WHAT IS REQUIRED: Pull each line containing "have" out of the data and copy it.

begin TASK INPUTS

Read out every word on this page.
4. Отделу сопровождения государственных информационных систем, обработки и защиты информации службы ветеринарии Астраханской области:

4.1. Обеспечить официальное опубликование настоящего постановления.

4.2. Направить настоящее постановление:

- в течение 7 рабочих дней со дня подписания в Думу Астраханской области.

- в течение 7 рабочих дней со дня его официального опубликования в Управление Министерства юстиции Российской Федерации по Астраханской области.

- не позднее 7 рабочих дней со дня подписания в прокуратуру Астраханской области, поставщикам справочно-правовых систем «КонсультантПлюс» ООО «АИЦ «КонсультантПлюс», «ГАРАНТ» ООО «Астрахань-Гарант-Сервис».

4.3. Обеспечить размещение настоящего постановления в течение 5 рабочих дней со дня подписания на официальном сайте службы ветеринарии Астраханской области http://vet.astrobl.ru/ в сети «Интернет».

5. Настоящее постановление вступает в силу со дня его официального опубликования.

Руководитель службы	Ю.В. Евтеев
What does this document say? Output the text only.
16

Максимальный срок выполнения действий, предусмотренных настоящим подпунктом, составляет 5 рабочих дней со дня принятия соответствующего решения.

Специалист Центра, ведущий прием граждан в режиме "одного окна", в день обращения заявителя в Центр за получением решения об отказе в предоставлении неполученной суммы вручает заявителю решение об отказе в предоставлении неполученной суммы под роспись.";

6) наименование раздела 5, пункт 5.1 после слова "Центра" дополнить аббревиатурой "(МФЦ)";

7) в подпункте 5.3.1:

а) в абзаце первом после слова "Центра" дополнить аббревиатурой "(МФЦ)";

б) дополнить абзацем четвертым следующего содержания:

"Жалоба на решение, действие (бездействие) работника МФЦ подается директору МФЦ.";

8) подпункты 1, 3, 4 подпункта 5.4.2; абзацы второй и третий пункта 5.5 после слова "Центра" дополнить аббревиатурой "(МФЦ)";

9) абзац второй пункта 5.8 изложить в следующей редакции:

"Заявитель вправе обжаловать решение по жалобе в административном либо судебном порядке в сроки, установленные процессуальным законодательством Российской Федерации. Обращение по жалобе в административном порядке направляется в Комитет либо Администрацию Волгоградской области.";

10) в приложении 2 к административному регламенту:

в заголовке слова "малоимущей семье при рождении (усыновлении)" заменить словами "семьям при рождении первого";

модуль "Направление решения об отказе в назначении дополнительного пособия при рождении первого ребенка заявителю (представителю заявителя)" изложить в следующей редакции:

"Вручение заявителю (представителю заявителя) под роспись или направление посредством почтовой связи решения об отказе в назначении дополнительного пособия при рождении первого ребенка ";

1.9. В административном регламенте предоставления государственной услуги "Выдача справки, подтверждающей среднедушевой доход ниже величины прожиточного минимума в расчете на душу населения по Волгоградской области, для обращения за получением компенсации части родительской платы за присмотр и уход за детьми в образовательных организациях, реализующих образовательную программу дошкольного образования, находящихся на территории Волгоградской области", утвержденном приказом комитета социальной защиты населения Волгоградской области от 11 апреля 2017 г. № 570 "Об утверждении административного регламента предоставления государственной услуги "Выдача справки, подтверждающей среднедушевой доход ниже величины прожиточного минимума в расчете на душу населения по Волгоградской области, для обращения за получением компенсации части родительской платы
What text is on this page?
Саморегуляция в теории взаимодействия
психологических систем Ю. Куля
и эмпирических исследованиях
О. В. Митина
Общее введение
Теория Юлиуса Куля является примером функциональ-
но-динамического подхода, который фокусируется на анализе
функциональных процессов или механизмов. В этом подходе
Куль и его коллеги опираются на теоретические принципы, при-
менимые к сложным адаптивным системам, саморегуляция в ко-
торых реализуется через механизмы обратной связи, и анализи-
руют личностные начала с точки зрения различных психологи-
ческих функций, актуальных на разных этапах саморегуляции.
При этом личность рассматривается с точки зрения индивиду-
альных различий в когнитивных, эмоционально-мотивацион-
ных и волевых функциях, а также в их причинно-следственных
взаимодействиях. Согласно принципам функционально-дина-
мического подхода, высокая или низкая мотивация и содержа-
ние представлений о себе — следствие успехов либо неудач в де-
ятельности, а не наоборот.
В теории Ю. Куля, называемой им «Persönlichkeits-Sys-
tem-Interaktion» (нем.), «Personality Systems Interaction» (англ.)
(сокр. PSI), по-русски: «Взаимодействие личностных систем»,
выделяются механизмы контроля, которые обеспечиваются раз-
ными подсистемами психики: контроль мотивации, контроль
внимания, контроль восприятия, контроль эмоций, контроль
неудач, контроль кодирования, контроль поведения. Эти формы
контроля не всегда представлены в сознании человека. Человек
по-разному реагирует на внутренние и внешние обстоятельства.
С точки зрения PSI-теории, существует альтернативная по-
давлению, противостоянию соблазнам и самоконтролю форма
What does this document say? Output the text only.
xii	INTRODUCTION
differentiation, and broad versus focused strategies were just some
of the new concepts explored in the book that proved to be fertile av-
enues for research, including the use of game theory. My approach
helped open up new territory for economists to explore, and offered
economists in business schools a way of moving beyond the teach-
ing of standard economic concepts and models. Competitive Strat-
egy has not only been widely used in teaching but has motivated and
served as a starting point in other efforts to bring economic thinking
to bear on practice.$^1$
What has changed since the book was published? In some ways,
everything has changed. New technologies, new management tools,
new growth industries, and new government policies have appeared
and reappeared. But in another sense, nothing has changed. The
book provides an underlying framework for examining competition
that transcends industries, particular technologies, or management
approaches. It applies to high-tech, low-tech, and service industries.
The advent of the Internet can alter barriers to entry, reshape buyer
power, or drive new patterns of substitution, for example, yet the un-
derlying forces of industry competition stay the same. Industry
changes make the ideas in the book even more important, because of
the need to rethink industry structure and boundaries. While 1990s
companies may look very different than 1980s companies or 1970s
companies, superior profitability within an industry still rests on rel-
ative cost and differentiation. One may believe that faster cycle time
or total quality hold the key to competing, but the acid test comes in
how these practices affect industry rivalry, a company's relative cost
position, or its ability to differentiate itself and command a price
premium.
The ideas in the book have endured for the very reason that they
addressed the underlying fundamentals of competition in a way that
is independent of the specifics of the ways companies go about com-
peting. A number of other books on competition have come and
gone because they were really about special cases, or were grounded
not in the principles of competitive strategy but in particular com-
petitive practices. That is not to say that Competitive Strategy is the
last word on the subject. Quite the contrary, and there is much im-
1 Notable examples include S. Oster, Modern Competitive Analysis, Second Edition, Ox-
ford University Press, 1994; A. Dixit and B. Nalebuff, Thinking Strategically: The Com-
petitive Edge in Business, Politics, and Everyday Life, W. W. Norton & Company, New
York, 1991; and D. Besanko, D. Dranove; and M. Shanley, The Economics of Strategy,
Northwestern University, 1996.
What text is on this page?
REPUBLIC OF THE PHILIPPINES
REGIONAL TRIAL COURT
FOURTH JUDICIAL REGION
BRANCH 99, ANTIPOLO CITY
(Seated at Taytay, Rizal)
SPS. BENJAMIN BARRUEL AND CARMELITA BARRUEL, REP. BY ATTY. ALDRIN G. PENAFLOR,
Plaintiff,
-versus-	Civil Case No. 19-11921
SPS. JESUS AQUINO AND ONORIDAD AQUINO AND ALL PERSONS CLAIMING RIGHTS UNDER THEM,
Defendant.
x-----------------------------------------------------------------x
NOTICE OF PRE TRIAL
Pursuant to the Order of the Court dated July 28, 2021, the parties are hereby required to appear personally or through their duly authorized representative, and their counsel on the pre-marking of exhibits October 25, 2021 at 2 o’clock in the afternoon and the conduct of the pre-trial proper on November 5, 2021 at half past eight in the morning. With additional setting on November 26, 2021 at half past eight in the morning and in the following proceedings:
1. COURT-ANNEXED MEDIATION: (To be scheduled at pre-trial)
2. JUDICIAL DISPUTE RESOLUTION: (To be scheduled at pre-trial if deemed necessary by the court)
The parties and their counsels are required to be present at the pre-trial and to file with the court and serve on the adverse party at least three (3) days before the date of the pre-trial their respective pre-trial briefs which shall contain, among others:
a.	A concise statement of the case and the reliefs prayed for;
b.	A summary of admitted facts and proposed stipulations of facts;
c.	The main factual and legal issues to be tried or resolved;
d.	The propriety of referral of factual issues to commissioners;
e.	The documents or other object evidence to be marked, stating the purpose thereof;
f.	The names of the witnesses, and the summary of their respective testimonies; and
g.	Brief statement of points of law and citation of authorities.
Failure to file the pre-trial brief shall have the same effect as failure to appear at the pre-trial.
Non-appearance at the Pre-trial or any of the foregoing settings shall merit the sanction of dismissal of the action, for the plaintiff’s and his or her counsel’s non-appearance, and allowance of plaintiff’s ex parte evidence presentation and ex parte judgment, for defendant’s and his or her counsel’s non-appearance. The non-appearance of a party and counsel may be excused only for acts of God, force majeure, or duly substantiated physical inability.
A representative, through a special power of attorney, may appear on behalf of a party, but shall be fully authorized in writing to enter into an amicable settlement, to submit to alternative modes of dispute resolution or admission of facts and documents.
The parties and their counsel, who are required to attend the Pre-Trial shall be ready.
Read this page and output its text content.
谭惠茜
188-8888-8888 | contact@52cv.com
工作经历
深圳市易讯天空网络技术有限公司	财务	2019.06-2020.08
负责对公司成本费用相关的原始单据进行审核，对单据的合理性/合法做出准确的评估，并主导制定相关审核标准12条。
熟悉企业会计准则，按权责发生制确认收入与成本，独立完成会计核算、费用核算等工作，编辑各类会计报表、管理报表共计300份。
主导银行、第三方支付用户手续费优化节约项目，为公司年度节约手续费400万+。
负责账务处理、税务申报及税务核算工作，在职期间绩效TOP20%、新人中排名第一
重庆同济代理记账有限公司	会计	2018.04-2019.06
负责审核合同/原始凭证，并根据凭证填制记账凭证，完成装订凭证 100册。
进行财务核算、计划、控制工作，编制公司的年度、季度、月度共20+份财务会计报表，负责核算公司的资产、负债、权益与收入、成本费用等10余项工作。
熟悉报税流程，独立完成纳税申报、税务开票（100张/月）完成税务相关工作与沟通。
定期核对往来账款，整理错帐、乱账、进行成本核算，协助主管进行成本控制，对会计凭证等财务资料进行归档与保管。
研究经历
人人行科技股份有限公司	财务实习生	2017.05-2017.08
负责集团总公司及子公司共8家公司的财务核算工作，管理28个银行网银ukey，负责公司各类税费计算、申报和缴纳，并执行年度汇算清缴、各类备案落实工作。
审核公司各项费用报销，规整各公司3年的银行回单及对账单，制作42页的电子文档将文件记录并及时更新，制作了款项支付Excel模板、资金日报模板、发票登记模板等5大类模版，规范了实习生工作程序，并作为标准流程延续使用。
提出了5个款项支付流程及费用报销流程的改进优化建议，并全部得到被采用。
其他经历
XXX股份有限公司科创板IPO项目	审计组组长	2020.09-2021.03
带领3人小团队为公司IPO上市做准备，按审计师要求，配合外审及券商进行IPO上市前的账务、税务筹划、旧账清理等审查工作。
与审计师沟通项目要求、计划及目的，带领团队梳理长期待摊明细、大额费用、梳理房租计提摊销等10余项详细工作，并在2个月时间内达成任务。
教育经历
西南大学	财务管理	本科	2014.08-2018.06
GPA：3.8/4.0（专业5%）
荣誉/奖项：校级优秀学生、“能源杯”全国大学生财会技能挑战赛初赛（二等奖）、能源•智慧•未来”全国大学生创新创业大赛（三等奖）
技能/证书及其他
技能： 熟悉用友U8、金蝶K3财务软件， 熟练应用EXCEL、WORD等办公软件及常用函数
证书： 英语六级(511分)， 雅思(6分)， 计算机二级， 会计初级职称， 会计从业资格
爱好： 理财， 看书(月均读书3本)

end TASK INPUTS

RESPONSE TO THIS TASK:
new growth industries, and new government policies have appeared
The ideas in the book have endured for the very reason that they
peting. A number of other books on competition have come and
Failure to file the pre-trial brief shall have the same effect as failure to appear at the pre-trial.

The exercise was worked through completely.